--- PROBLEM REQUIREMENTS ---
The data below should be printed in full, exactly, and without any of its images.

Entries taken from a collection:
☆ ☆ ☆ ☆ ☆ ☆ ☆

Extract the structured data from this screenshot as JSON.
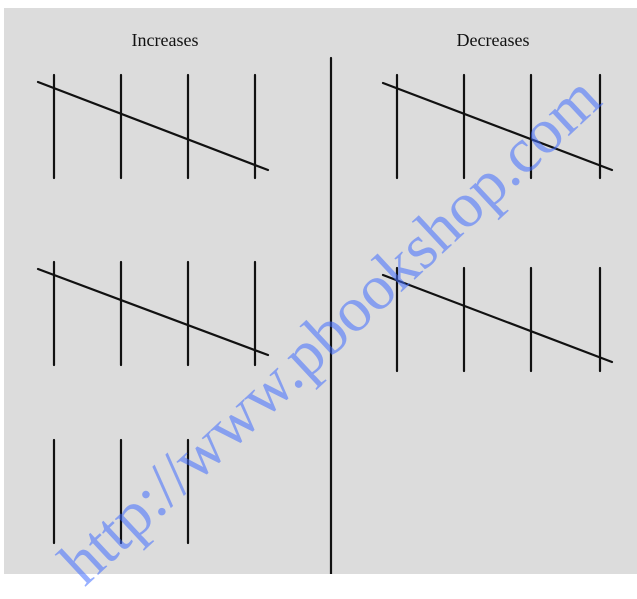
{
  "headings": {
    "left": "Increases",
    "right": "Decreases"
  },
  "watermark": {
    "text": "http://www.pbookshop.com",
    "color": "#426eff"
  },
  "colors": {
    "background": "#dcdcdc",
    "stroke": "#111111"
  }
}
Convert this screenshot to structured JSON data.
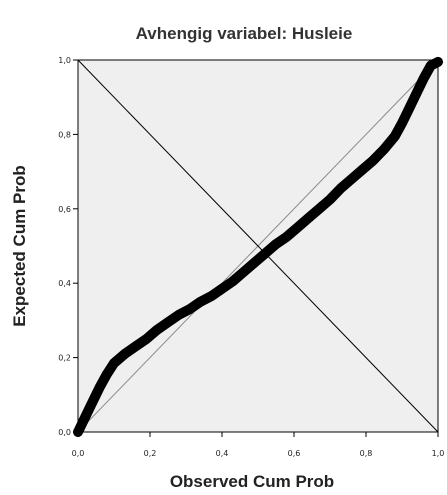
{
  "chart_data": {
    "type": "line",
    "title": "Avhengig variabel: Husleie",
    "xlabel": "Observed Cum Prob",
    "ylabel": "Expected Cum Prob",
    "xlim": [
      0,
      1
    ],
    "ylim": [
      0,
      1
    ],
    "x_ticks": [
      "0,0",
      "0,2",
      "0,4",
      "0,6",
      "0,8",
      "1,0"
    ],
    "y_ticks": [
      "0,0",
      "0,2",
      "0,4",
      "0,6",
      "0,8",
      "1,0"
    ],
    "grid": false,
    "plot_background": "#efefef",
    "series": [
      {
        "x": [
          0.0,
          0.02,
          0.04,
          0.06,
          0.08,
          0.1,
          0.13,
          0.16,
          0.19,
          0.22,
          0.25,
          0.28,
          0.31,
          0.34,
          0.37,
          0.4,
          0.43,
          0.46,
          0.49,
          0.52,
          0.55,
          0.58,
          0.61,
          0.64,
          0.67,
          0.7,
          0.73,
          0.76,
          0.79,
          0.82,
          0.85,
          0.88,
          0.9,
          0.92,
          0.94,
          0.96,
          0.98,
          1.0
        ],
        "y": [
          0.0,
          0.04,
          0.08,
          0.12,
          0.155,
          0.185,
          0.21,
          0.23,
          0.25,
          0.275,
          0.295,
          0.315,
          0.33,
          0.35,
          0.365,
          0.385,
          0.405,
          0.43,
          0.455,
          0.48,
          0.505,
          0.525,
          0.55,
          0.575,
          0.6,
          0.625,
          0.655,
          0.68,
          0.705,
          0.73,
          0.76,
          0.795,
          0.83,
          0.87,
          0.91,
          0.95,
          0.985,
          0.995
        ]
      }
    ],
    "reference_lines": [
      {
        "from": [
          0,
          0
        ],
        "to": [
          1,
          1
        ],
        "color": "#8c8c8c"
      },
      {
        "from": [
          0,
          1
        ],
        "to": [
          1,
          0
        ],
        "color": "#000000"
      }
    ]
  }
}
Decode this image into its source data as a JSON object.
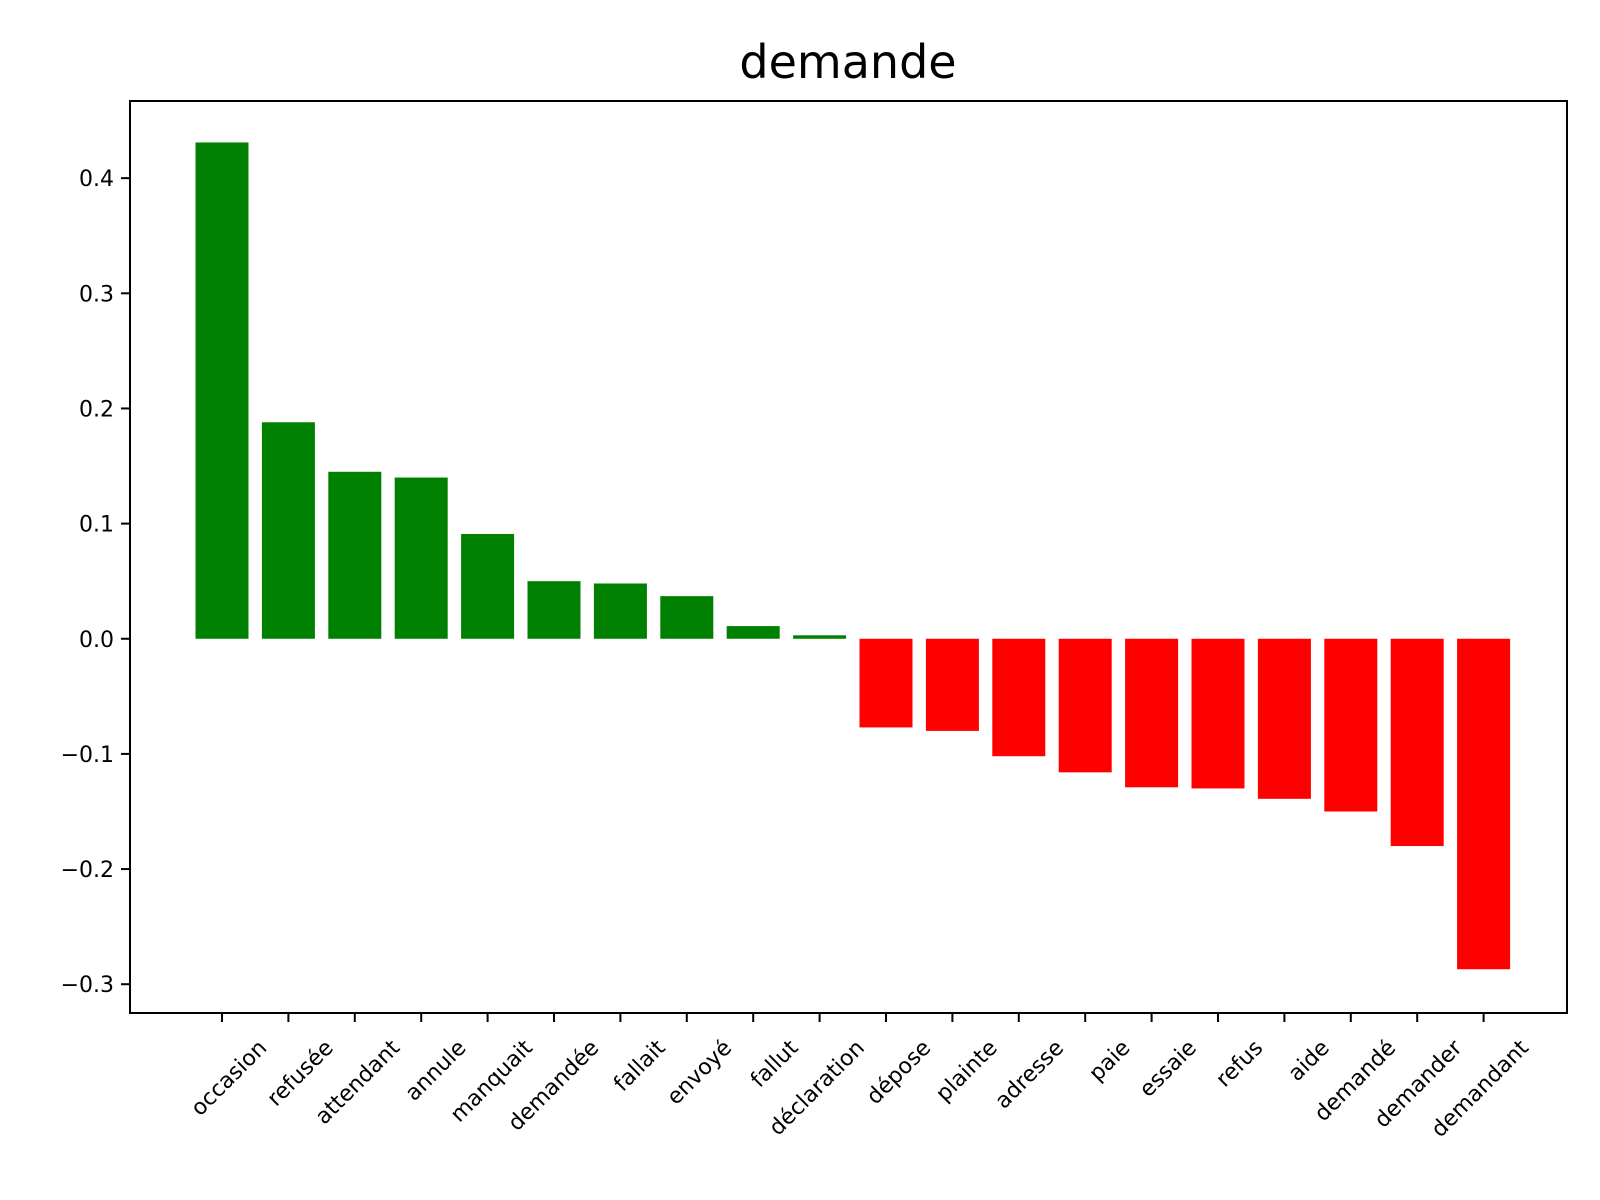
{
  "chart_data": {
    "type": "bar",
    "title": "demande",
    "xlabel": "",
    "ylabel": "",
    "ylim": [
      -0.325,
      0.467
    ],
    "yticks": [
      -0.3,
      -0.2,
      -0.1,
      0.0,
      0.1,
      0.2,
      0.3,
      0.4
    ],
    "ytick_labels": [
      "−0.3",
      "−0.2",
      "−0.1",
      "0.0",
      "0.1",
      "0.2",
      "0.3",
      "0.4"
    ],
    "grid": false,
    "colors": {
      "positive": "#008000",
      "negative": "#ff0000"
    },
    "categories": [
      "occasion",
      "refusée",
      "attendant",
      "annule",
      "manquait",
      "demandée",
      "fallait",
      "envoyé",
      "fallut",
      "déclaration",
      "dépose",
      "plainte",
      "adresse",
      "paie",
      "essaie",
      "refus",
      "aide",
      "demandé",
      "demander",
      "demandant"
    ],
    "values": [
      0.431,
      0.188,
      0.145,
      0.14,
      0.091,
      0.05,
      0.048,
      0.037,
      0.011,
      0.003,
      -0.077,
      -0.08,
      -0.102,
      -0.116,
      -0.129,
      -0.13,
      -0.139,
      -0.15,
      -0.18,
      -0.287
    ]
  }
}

☆ ☆ ☆ ☆ ☆ ☆ ☆

--- WRITTEN RESPONSE ---
Extract the structured data from this screenshot as JSON.
{
  "headings": {
    "left": "Increases",
    "right": "Decreases"
  },
  "watermark": {
    "text": "http://www.pbookshop.com",
    "color": "#426eff"
  },
  "colors": {
    "background": "#dcdcdc",
    "stroke": "#111111"
  }
}
Convert this screenshot to structured JSON data.
{
  "chart_data": {
    "type": "line",
    "title": "Avhengig variabel: Husleie",
    "xlabel": "Observed Cum Prob",
    "ylabel": "Expected Cum Prob",
    "xlim": [
      0,
      1
    ],
    "ylim": [
      0,
      1
    ],
    "x_ticks": [
      "0,0",
      "0,2",
      "0,4",
      "0,6",
      "0,8",
      "1,0"
    ],
    "y_ticks": [
      "0,0",
      "0,2",
      "0,4",
      "0,6",
      "0,8",
      "1,0"
    ],
    "grid": false,
    "plot_background": "#efefef",
    "series": [
      {
        "x": [
          0.0,
          0.02,
          0.04,
          0.06,
          0.08,
          0.1,
          0.13,
          0.16,
          0.19,
          0.22,
          0.25,
          0.28,
          0.31,
          0.34,
          0.37,
          0.4,
          0.43,
          0.46,
          0.49,
          0.52,
          0.55,
          0.58,
          0.61,
          0.64,
          0.67,
          0.7,
          0.73,
          0.76,
          0.79,
          0.82,
          0.85,
          0.88,
          0.9,
          0.92,
          0.94,
          0.96,
          0.98,
          1.0
        ],
        "y": [
          0.0,
          0.04,
          0.08,
          0.12,
          0.155,
          0.185,
          0.21,
          0.23,
          0.25,
          0.275,
          0.295,
          0.315,
          0.33,
          0.35,
          0.365,
          0.385,
          0.405,
          0.43,
          0.455,
          0.48,
          0.505,
          0.525,
          0.55,
          0.575,
          0.6,
          0.625,
          0.655,
          0.68,
          0.705,
          0.73,
          0.76,
          0.795,
          0.83,
          0.87,
          0.91,
          0.95,
          0.985,
          0.995
        ]
      }
    ],
    "reference_lines": [
      {
        "from": [
          0,
          0
        ],
        "to": [
          1,
          1
        ],
        "color": "#8c8c8c"
      },
      {
        "from": [
          0,
          1
        ],
        "to": [
          1,
          0
        ],
        "color": "#000000"
      }
    ]
  }
}
Decode this image into its source data as a JSON object.
{
  "chart_data": {
    "type": "bar",
    "title": "demande",
    "xlabel": "",
    "ylabel": "",
    "ylim": [
      -0.325,
      0.467
    ],
    "yticks": [
      -0.3,
      -0.2,
      -0.1,
      0.0,
      0.1,
      0.2,
      0.3,
      0.4
    ],
    "ytick_labels": [
      "−0.3",
      "−0.2",
      "−0.1",
      "0.0",
      "0.1",
      "0.2",
      "0.3",
      "0.4"
    ],
    "grid": false,
    "colors": {
      "positive": "#008000",
      "negative": "#ff0000"
    },
    "categories": [
      "occasion",
      "refusée",
      "attendant",
      "annule",
      "manquait",
      "demandée",
      "fallait",
      "envoyé",
      "fallut",
      "déclaration",
      "dépose",
      "plainte",
      "adresse",
      "paie",
      "essaie",
      "refus",
      "aide",
      "demandé",
      "demander",
      "demandant"
    ],
    "values": [
      0.431,
      0.188,
      0.145,
      0.14,
      0.091,
      0.05,
      0.048,
      0.037,
      0.011,
      0.003,
      -0.077,
      -0.08,
      -0.102,
      -0.116,
      -0.129,
      -0.13,
      -0.139,
      -0.15,
      -0.18,
      -0.287
    ]
  }
}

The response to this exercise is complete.